__STATED EXERCISE__
Each record below should be repeated precisely as written.

__DATA TO PROCESS__
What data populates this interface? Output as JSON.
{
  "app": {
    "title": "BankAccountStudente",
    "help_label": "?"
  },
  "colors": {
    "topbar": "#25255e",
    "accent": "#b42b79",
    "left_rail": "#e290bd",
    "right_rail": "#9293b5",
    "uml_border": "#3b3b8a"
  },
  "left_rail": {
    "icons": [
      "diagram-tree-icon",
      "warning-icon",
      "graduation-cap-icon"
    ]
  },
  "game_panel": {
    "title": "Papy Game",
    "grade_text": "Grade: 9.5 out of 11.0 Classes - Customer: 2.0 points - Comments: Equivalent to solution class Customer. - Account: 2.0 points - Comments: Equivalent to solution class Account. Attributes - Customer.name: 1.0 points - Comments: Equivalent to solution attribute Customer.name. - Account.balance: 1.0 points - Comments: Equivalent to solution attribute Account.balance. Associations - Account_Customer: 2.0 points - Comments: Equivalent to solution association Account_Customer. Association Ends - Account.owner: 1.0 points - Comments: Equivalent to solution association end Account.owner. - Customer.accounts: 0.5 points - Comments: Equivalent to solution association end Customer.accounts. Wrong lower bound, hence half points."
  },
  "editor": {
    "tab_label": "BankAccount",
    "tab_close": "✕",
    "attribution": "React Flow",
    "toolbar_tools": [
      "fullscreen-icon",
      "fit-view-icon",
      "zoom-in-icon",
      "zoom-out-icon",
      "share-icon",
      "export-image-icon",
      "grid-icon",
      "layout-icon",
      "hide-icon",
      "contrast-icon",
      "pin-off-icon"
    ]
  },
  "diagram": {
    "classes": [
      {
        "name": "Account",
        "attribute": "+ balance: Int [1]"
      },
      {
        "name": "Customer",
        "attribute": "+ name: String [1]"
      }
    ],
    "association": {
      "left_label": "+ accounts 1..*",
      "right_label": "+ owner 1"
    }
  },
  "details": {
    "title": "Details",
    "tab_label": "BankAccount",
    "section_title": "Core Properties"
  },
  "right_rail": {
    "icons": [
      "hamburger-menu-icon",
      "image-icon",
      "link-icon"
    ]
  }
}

__EXPECTED ANSWER__
What data populates this interface? Output as JSON.
{
  "app": {
    "title": "BankAccountStudente",
    "help_label": "?"
  },
  "colors": {
    "topbar": "#25255e",
    "accent": "#b42b79",
    "left_rail": "#e290bd",
    "right_rail": "#9293b5",
    "uml_border": "#3b3b8a"
  },
  "left_rail": {
    "icons": [
      "diagram-tree-icon",
      "warning-icon",
      "graduation-cap-icon"
    ]
  },
  "game_panel": {
    "title": "Papy Game",
    "grade_text": "Grade: 9.5 out of 11.0 Classes - Customer: 2.0 points - Comments: Equivalent to solution class Customer. - Account: 2.0 points - Comments: Equivalent to solution class Account. Attributes - Customer.name: 1.0 points - Comments: Equivalent to solution attribute Customer.name. - Account.balance: 1.0 points - Comments: Equivalent to solution attribute Account.balance. Associations - Account_Customer: 2.0 points - Comments: Equivalent to solution association Account_Customer. Association Ends - Account.owner: 1.0 points - Comments: Equivalent to solution association end Account.owner. - Customer.accounts: 0.5 points - Comments: Equivalent to solution association end Customer.accounts. Wrong lower bound, hence half points."
  },
  "editor": {
    "tab_label": "BankAccount",
    "tab_close": "✕",
    "attribution": "React Flow",
    "toolbar_tools": [
      "fullscreen-icon",
      "fit-view-icon",
      "zoom-in-icon",
      "zoom-out-icon",
      "share-icon",
      "export-image-icon",
      "grid-icon",
      "layout-icon",
      "hide-icon",
      "contrast-icon",
      "pin-off-icon"
    ]
  },
  "diagram": {
    "classes": [
      {
        "name": "Account",
        "attribute": "+ balance: Int [1]"
      },
      {
        "name": "Customer",
        "attribute": "+ name: String [1]"
      }
    ],
    "association": {
      "left_label": "+ accounts 1..*",
      "right_label": "+ owner 1"
    }
  },
  "details": {
    "title": "Details",
    "tab_label": "BankAccount",
    "section_title": "Core Properties"
  },
  "right_rail": {
    "icons": [
      "hamburger-menu-icon",
      "image-icon",
      "link-icon"
    ]
  }
}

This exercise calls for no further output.